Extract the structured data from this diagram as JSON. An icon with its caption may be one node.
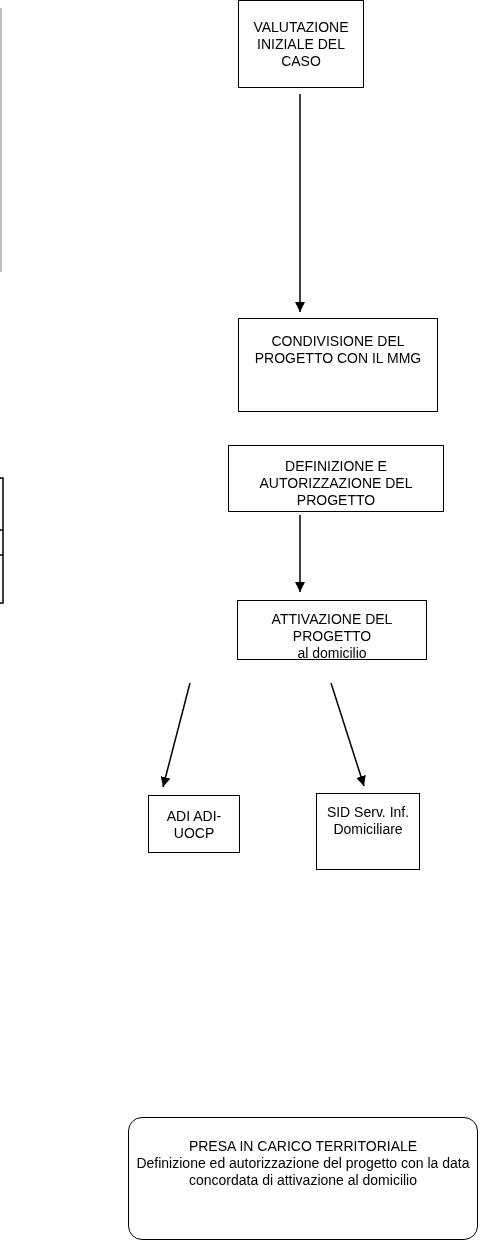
{
  "diagram": {
    "nodes": [
      {
        "text": [
          "VALUTAZIONE INIZIALE DEL CASO"
        ]
      },
      {
        "text": [
          "CONDIVISIONE DEL PROGETTO CON IL MMG"
        ]
      },
      {
        "text": [
          "DEFINIZIONE E AUTORIZZAZIONE DEL PROGETTO"
        ]
      },
      {
        "text": [
          "ATTIVAZIONE DEL PROGETTO",
          "al domicilio"
        ]
      },
      {
        "text": [
          "ADI ADI-UOCP"
        ]
      },
      {
        "text": [
          "SID Serv. Inf. Domiciliare"
        ]
      },
      {
        "text": [
          "PRESA IN CARICO TERRITORIALE",
          "Definizione ed autorizzazione del progetto con la data concordata di attivazione al domicilio"
        ]
      }
    ],
    "edges": [
      {
        "from": 0,
        "to": 1,
        "arrow": "to"
      },
      {
        "from": 2,
        "to": 3,
        "arrow": "to"
      },
      {
        "from": 3,
        "to": 4,
        "arrow": "to"
      },
      {
        "from": 3,
        "to": 5,
        "arrow": "to"
      }
    ]
  }
}
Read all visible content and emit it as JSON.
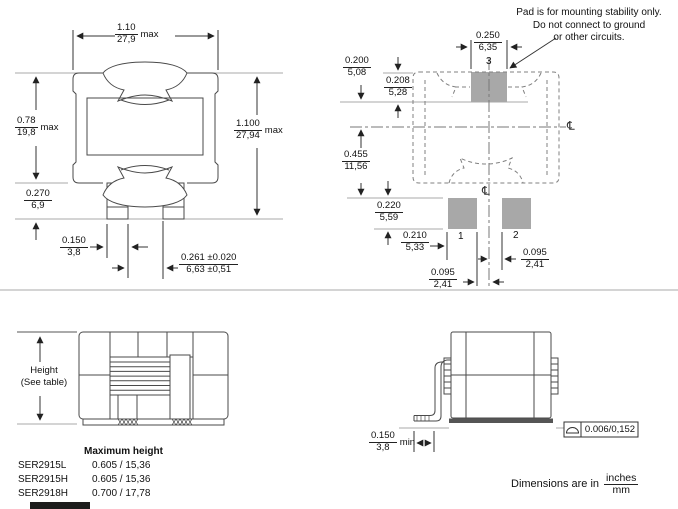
{
  "note": {
    "line1": "Pad is for mounting stability only.",
    "line2": "Do not connect to ground",
    "line3": "or other circuits."
  },
  "front_view": {
    "width": {
      "in": "1.10",
      "mm": "27,9",
      "suffix": "max"
    },
    "body_height": {
      "in": "0.78",
      "mm": "19,8",
      "suffix": "max"
    },
    "overall_height": {
      "in": "1.100",
      "mm": "27,94",
      "suffix": "max"
    },
    "terminal_height": {
      "in": "0.270",
      "mm": "6,9"
    },
    "lead_width": {
      "in": "0.150",
      "mm": "3,8"
    },
    "lead_gap": {
      "in": "0.261 ±0.020",
      "mm": "6,63 ±0,51"
    }
  },
  "land_pattern": {
    "pad3_width": {
      "in": "0.250",
      "mm": "6,35"
    },
    "top_inset": {
      "in": "0.200",
      "mm": "5,08"
    },
    "pad3_height": {
      "in": "0.208",
      "mm": "5,28"
    },
    "center_to_pads": {
      "in": "0.455",
      "mm": "11,56"
    },
    "pad_height": {
      "in": "0.220",
      "mm": "5,59"
    },
    "pad_width": {
      "in": "0.210",
      "mm": "5,33"
    },
    "gap_right": {
      "in": "0.095",
      "mm": "2,41"
    },
    "gap_bottom": {
      "in": "0.095",
      "mm": "2,41"
    },
    "pad1_label": "1",
    "pad2_label": "2",
    "pad3_label": "3",
    "centerline_symbol": "℄"
  },
  "height_view": {
    "label_line1": "Height",
    "label_line2": "(See table)"
  },
  "height_table": {
    "header": "Maximum height",
    "rows": [
      {
        "model": "SER2915L",
        "value": "0.605 / 15,36"
      },
      {
        "model": "SER2915H",
        "value": "0.605 / 15,36"
      },
      {
        "model": "SER2918H",
        "value": "0.700 / 17,78"
      }
    ]
  },
  "side_view": {
    "standoff": {
      "in": "0.150",
      "mm": "3,8",
      "suffix": "min"
    },
    "coplanarity": "0.006/0,152"
  },
  "footer": {
    "prefix": "Dimensions are in",
    "unit_top": "inches",
    "unit_bottom": "mm"
  }
}
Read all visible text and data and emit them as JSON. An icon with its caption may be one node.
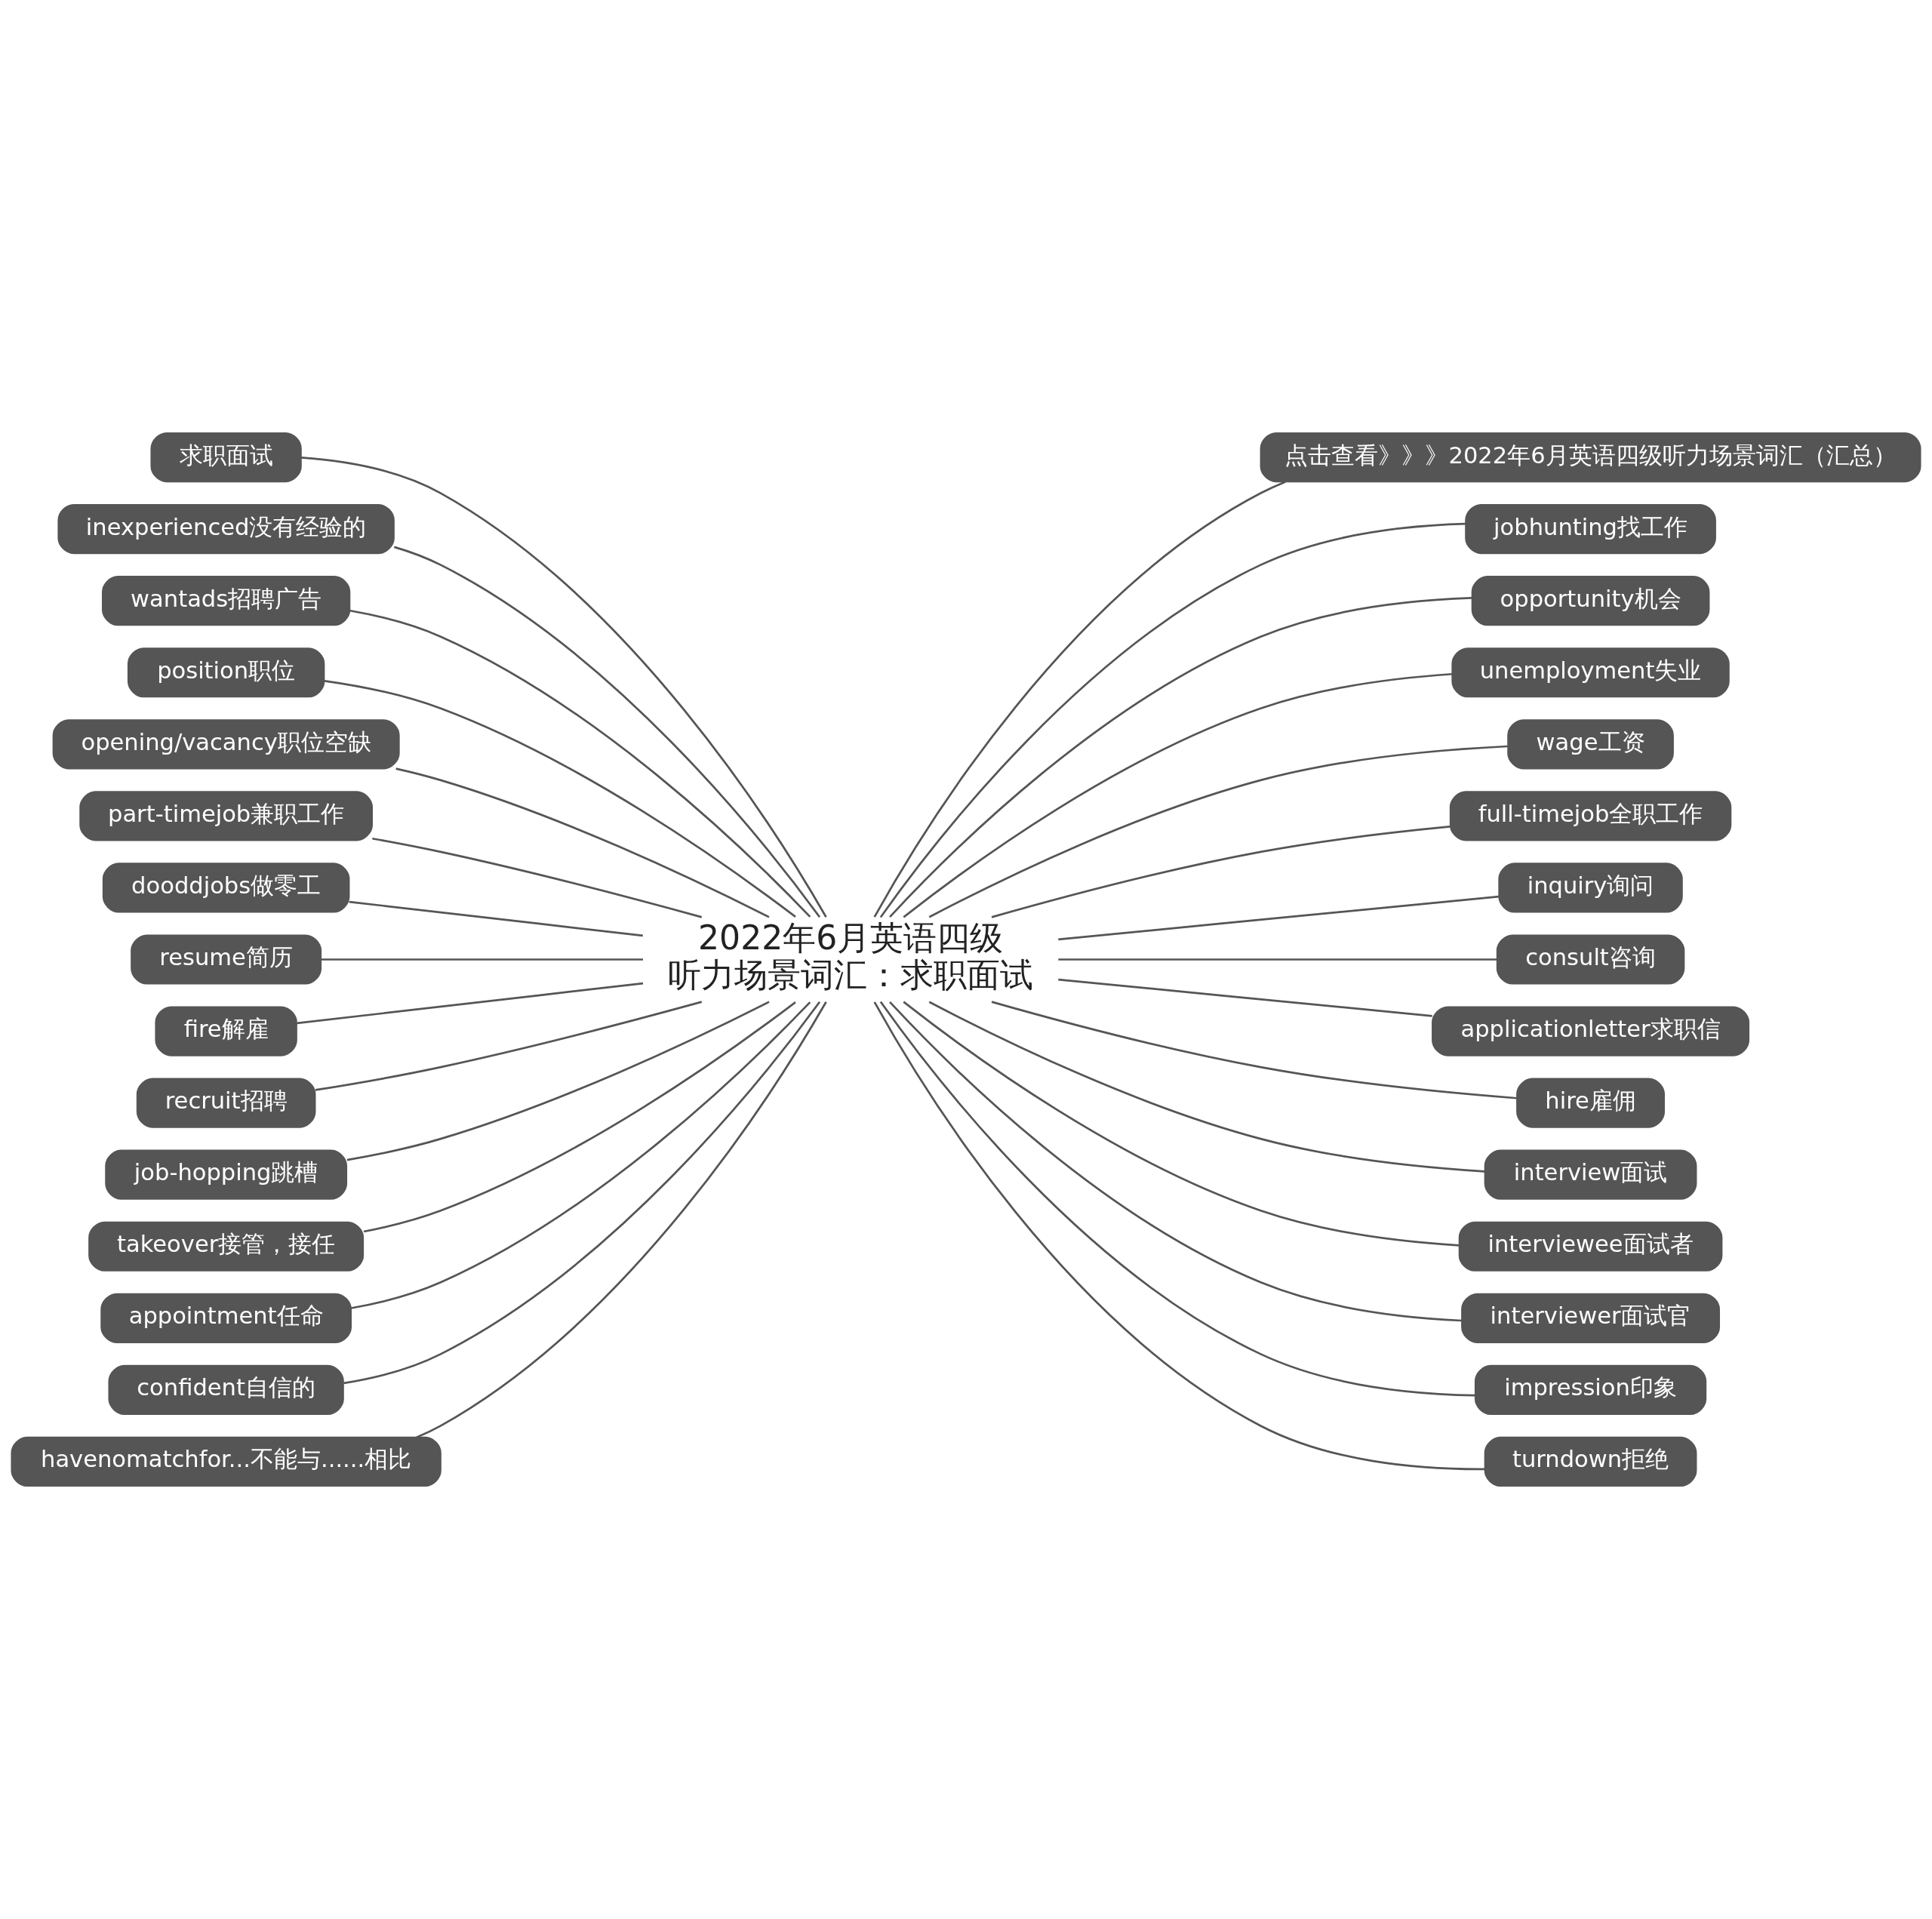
{
  "diagram": {
    "nodes": [
      {
        "text": [
          "2022年6月英语四级听力场景词汇：求职面试"
        ]
      },
      {
        "text": [
          "求职面试"
        ]
      },
      {
        "text": [
          "inexperienced没有经验的"
        ]
      },
      {
        "text": [
          "wantads招聘广告"
        ]
      },
      {
        "text": [
          "position职位"
        ]
      },
      {
        "text": [
          "opening/vacancy职位空缺"
        ]
      },
      {
        "text": [
          "part-timejob兼职工作"
        ]
      },
      {
        "text": [
          "dooddjobs做零工"
        ]
      },
      {
        "text": [
          "resume简历"
        ]
      },
      {
        "text": [
          "fire解雇"
        ]
      },
      {
        "text": [
          "recruit招聘"
        ]
      },
      {
        "text": [
          "job-hopping跳槽"
        ]
      },
      {
        "text": [
          "takeover接管，接任"
        ]
      },
      {
        "text": [
          "appointment任命"
        ]
      },
      {
        "text": [
          "confident自信的"
        ]
      },
      {
        "text": [
          "havenomatchfor...不能与......相比"
        ]
      },
      {
        "text": [
          "点击查看》》》2022年6月英语四级听力场景词汇（汇总）"
        ]
      },
      {
        "text": [
          "jobhunting找工作"
        ]
      },
      {
        "text": [
          "opportunity机会"
        ]
      },
      {
        "text": [
          "unemployment失业"
        ]
      },
      {
        "text": [
          "wage工资"
        ]
      },
      {
        "text": [
          "full-timejob全职工作"
        ]
      },
      {
        "text": [
          "inquiry询问"
        ]
      },
      {
        "text": [
          "consult咨询"
        ]
      },
      {
        "text": [
          "applicationletter求职信"
        ]
      },
      {
        "text": [
          "hire雇佣"
        ]
      },
      {
        "text": [
          "interview面试"
        ]
      },
      {
        "text": [
          "interviewee面试者"
        ]
      },
      {
        "text": [
          "interviewer面试官"
        ]
      },
      {
        "text": [
          "impression印象"
        ]
      },
      {
        "text": [
          "turndown拒绝"
        ]
      }
    ],
    "edges": [
      {
        "from": 0,
        "to": 1,
        "arrow": "none"
      },
      {
        "from": 0,
        "to": 2,
        "arrow": "none"
      },
      {
        "from": 0,
        "to": 3,
        "arrow": "none"
      },
      {
        "from": 0,
        "to": 4,
        "arrow": "none"
      },
      {
        "from": 0,
        "to": 5,
        "arrow": "none"
      },
      {
        "from": 0,
        "to": 6,
        "arrow": "none"
      },
      {
        "from": 0,
        "to": 7,
        "arrow": "none"
      },
      {
        "from": 0,
        "to": 8,
        "arrow": "none"
      },
      {
        "from": 0,
        "to": 9,
        "arrow": "none"
      },
      {
        "from": 0,
        "to": 10,
        "arrow": "none"
      },
      {
        "from": 0,
        "to": 11,
        "arrow": "none"
      },
      {
        "from": 0,
        "to": 12,
        "arrow": "none"
      },
      {
        "from": 0,
        "to": 13,
        "arrow": "none"
      },
      {
        "from": 0,
        "to": 14,
        "arrow": "none"
      },
      {
        "from": 0,
        "to": 15,
        "arrow": "none"
      },
      {
        "from": 0,
        "to": 16,
        "arrow": "none"
      },
      {
        "from": 0,
        "to": 17,
        "arrow": "none"
      },
      {
        "from": 0,
        "to": 18,
        "arrow": "none"
      },
      {
        "from": 0,
        "to": 19,
        "arrow": "none"
      },
      {
        "from": 0,
        "to": 20,
        "arrow": "none"
      },
      {
        "from": 0,
        "to": 21,
        "arrow": "none"
      },
      {
        "from": 0,
        "to": 22,
        "arrow": "none"
      },
      {
        "from": 0,
        "to": 23,
        "arrow": "none"
      },
      {
        "from": 0,
        "to": 24,
        "arrow": "none"
      },
      {
        "from": 0,
        "to": 25,
        "arrow": "none"
      },
      {
        "from": 0,
        "to": 26,
        "arrow": "none"
      },
      {
        "from": 0,
        "to": 27,
        "arrow": "none"
      },
      {
        "from": 0,
        "to": 28,
        "arrow": "none"
      },
      {
        "from": 0,
        "to": 29,
        "arrow": "none"
      },
      {
        "from": 0,
        "to": 30,
        "arrow": "none"
      }
    ]
  }
}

- Task statement -
Report each line in the preceding entries that holds the string "visible".

- Completed task -
Read all visible content and emit it as JSON.
Read all visible text and data and emit them as JSON. An icon with its caption may be one node.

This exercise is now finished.